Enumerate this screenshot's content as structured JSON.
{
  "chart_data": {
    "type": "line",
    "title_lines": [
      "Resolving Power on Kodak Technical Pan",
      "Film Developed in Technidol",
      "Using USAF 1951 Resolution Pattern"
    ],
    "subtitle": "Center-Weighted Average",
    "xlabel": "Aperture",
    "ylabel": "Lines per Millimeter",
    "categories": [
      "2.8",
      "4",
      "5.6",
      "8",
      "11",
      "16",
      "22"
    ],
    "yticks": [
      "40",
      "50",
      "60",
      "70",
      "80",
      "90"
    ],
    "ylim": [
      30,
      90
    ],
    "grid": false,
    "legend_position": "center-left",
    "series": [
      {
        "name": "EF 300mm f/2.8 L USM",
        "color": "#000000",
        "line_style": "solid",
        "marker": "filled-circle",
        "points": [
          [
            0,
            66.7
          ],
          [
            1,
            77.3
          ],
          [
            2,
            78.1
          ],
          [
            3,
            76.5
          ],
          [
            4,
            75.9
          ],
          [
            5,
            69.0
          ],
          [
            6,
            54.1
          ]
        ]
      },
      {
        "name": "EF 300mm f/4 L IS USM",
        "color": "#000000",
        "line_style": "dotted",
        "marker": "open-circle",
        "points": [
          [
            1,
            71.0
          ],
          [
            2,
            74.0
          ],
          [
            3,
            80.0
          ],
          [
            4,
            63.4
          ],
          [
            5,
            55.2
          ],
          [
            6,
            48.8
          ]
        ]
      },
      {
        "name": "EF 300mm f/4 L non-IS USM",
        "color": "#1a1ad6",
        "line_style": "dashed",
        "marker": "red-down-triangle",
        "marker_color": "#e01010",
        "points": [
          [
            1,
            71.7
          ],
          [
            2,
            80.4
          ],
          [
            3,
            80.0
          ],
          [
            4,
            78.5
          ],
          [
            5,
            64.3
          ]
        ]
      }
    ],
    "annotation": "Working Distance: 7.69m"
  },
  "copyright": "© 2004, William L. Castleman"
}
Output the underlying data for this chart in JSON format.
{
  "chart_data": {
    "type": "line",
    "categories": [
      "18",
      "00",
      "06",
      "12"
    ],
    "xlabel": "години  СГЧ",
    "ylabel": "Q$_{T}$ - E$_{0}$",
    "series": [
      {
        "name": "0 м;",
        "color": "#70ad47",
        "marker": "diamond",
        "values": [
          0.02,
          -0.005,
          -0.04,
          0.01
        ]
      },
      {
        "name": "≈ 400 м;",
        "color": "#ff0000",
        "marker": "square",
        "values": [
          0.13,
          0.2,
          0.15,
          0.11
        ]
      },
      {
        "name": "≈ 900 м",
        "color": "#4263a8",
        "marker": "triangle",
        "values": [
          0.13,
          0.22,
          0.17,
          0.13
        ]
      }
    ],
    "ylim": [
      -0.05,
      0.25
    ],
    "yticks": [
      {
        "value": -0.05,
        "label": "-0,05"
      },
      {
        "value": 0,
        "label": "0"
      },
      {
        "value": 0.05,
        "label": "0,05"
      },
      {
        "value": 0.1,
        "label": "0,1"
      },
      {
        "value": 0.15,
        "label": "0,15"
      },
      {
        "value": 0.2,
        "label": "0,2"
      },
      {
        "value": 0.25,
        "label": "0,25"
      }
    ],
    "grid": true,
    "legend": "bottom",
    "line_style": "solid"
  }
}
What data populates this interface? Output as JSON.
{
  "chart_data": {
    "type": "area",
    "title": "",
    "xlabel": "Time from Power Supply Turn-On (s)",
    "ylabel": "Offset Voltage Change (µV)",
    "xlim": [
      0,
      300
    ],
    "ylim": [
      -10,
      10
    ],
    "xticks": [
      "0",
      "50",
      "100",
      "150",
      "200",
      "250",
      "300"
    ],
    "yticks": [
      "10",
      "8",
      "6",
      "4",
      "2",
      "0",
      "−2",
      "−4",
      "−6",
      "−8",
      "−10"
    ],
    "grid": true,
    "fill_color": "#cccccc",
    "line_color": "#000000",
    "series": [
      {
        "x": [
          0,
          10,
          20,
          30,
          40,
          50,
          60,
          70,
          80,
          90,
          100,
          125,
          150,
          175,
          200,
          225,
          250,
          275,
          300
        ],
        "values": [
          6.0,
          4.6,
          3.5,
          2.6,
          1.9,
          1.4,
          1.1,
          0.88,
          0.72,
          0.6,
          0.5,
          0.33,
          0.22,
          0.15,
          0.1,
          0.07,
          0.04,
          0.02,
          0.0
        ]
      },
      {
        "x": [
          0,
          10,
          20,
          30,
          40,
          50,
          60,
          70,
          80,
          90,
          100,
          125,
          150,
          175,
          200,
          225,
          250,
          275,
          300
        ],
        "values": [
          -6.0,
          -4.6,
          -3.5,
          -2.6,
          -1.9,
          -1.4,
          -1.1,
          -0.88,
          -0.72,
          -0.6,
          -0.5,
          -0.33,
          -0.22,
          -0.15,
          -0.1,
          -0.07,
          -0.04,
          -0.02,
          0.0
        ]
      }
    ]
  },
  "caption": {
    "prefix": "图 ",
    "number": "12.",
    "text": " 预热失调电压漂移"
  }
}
##############################
Exercise brief = All of the entries should be written out again exactly.

Finished task =
Enumerate this screenshot's content as structured JSON.
{
  "chart_data": {
    "type": "line",
    "title_lines": [
      "Resolving Power on Kodak Technical Pan",
      "Film Developed in Technidol",
      "Using USAF 1951 Resolution Pattern"
    ],
    "subtitle": "Center-Weighted Average",
    "xlabel": "Aperture",
    "ylabel": "Lines per Millimeter",
    "categories": [
      "2.8",
      "4",
      "5.6",
      "8",
      "11",
      "16",
      "22"
    ],
    "yticks": [
      "40",
      "50",
      "60",
      "70",
      "80",
      "90"
    ],
    "ylim": [
      30,
      90
    ],
    "grid": false,
    "legend_position": "center-left",
    "series": [
      {
        "name": "EF 300mm f/2.8 L USM",
        "color": "#000000",
        "line_style": "solid",
        "marker": "filled-circle",
        "points": [
          [
            0,
            66.7
          ],
          [
            1,
            77.3
          ],
          [
            2,
            78.1
          ],
          [
            3,
            76.5
          ],
          [
            4,
            75.9
          ],
          [
            5,
            69.0
          ],
          [
            6,
            54.1
          ]
        ]
      },
      {
        "name": "EF 300mm f/4 L IS USM",
        "color": "#000000",
        "line_style": "dotted",
        "marker": "open-circle",
        "points": [
          [
            1,
            71.0
          ],
          [
            2,
            74.0
          ],
          [
            3,
            80.0
          ],
          [
            4,
            63.4
          ],
          [
            5,
            55.2
          ],
          [
            6,
            48.8
          ]
        ]
      },
      {
        "name": "EF 300mm f/4 L non-IS USM",
        "color": "#1a1ad6",
        "line_style": "dashed",
        "marker": "red-down-triangle",
        "marker_color": "#e01010",
        "points": [
          [
            1,
            71.7
          ],
          [
            2,
            80.4
          ],
          [
            3,
            80.0
          ],
          [
            4,
            78.5
          ],
          [
            5,
            64.3
          ]
        ]
      }
    ],
    "annotation": "Working Distance: 7.69m"
  },
  "copyright": "© 2004, William L. Castleman"
}
Output the underlying data for this chart in JSON format.
{
  "chart_data": {
    "type": "line",
    "categories": [
      "18",
      "00",
      "06",
      "12"
    ],
    "xlabel": "години  СГЧ",
    "ylabel": "Q$_{T}$ - E$_{0}$",
    "series": [
      {
        "name": "0 м;",
        "color": "#70ad47",
        "marker": "diamond",
        "values": [
          0.02,
          -0.005,
          -0.04,
          0.01
        ]
      },
      {
        "name": "≈ 400 м;",
        "color": "#ff0000",
        "marker": "square",
        "values": [
          0.13,
          0.2,
          0.15,
          0.11
        ]
      },
      {
        "name": "≈ 900 м",
        "color": "#4263a8",
        "marker": "triangle",
        "values": [
          0.13,
          0.22,
          0.17,
          0.13
        ]
      }
    ],
    "ylim": [
      -0.05,
      0.25
    ],
    "yticks": [
      {
        "value": -0.05,
        "label": "-0,05"
      },
      {
        "value": 0,
        "label": "0"
      },
      {
        "value": 0.05,
        "label": "0,05"
      },
      {
        "value": 0.1,
        "label": "0,1"
      },
      {
        "value": 0.15,
        "label": "0,15"
      },
      {
        "value": 0.2,
        "label": "0,2"
      },
      {
        "value": 0.25,
        "label": "0,25"
      }
    ],
    "grid": true,
    "legend": "bottom",
    "line_style": "solid"
  }
}
What data populates this interface? Output as JSON.
{
  "chart_data": {
    "type": "area",
    "title": "",
    "xlabel": "Time from Power Supply Turn-On (s)",
    "ylabel": "Offset Voltage Change (µV)",
    "xlim": [
      0,
      300
    ],
    "ylim": [
      -10,
      10
    ],
    "xticks": [
      "0",
      "50",
      "100",
      "150",
      "200",
      "250",
      "300"
    ],
    "yticks": [
      "10",
      "8",
      "6",
      "4",
      "2",
      "0",
      "−2",
      "−4",
      "−6",
      "−8",
      "−10"
    ],
    "grid": true,
    "fill_color": "#cccccc",
    "line_color": "#000000",
    "series": [
      {
        "x": [
          0,
          10,
          20,
          30,
          40,
          50,
          60,
          70,
          80,
          90,
          100,
          125,
          150,
          175,
          200,
          225,
          250,
          275,
          300
        ],
        "values": [
          6.0,
          4.6,
          3.5,
          2.6,
          1.9,
          1.4,
          1.1,
          0.88,
          0.72,
          0.6,
          0.5,
          0.33,
          0.22,
          0.15,
          0.1,
          0.07,
          0.04,
          0.02,
          0.0
        ]
      },
      {
        "x": [
          0,
          10,
          20,
          30,
          40,
          50,
          60,
          70,
          80,
          90,
          100,
          125,
          150,
          175,
          200,
          225,
          250,
          275,
          300
        ],
        "values": [
          -6.0,
          -4.6,
          -3.5,
          -2.6,
          -1.9,
          -1.4,
          -1.1,
          -0.88,
          -0.72,
          -0.6,
          -0.5,
          -0.33,
          -0.22,
          -0.15,
          -0.1,
          -0.07,
          -0.04,
          -0.02,
          0.0
        ]
      }
    ]
  },
  "caption": {
    "prefix": "图 ",
    "number": "12.",
    "text": " 预热失调电压漂移"
  }
}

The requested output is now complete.